__Input__.
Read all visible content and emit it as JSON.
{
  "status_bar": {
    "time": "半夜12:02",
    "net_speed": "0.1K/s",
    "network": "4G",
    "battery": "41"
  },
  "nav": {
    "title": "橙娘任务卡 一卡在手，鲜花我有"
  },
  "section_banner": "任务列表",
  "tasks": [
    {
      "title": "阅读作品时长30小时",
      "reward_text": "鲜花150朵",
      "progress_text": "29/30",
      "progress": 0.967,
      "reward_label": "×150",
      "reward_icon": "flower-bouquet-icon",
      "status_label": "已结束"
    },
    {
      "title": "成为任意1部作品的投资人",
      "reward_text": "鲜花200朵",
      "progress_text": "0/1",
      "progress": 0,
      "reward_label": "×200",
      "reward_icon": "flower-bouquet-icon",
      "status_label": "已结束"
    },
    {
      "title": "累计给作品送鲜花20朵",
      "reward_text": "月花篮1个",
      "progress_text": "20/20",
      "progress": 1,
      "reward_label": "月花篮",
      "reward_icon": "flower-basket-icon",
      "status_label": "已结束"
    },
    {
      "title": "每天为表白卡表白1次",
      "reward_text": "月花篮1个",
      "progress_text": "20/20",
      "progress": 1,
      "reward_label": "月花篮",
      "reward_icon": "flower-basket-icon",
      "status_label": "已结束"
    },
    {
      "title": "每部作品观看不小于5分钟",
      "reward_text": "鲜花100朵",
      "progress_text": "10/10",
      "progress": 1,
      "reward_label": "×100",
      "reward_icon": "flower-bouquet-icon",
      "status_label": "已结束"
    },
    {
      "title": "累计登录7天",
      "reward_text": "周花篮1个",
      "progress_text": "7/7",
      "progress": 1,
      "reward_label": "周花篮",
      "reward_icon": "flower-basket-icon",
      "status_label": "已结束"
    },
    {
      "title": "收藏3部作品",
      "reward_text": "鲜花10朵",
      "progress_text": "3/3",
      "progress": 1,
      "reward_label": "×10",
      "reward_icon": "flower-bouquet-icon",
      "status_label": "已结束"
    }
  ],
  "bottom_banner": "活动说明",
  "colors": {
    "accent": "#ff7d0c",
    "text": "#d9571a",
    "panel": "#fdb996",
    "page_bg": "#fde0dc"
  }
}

__Goal__. Set down every line of the listing above again, exactly as given.

__In response__.
Read all visible content and emit it as JSON.
{
  "status_bar": {
    "time": "半夜12:02",
    "net_speed": "0.1K/s",
    "network": "4G",
    "battery": "41"
  },
  "nav": {
    "title": "橙娘任务卡 一卡在手，鲜花我有"
  },
  "section_banner": "任务列表",
  "tasks": [
    {
      "title": "阅读作品时长30小时",
      "reward_text": "鲜花150朵",
      "progress_text": "29/30",
      "progress": 0.967,
      "reward_label": "×150",
      "reward_icon": "flower-bouquet-icon",
      "status_label": "已结束"
    },
    {
      "title": "成为任意1部作品的投资人",
      "reward_text": "鲜花200朵",
      "progress_text": "0/1",
      "progress": 0,
      "reward_label": "×200",
      "reward_icon": "flower-bouquet-icon",
      "status_label": "已结束"
    },
    {
      "title": "累计给作品送鲜花20朵",
      "reward_text": "月花篮1个",
      "progress_text": "20/20",
      "progress": 1,
      "reward_label": "月花篮",
      "reward_icon": "flower-basket-icon",
      "status_label": "已结束"
    },
    {
      "title": "每天为表白卡表白1次",
      "reward_text": "月花篮1个",
      "progress_text": "20/20",
      "progress": 1,
      "reward_label": "月花篮",
      "reward_icon": "flower-basket-icon",
      "status_label": "已结束"
    },
    {
      "title": "每部作品观看不小于5分钟",
      "reward_text": "鲜花100朵",
      "progress_text": "10/10",
      "progress": 1,
      "reward_label": "×100",
      "reward_icon": "flower-bouquet-icon",
      "status_label": "已结束"
    },
    {
      "title": "累计登录7天",
      "reward_text": "周花篮1个",
      "progress_text": "7/7",
      "progress": 1,
      "reward_label": "周花篮",
      "reward_icon": "flower-basket-icon",
      "status_label": "已结束"
    },
    {
      "title": "收藏3部作品",
      "reward_text": "鲜花10朵",
      "progress_text": "3/3",
      "progress": 1,
      "reward_label": "×10",
      "reward_icon": "flower-bouquet-icon",
      "status_label": "已结束"
    }
  ],
  "bottom_banner": "活动说明",
  "colors": {
    "accent": "#ff7d0c",
    "text": "#d9571a",
    "panel": "#fdb996",
    "page_bg": "#fde0dc"
  }
}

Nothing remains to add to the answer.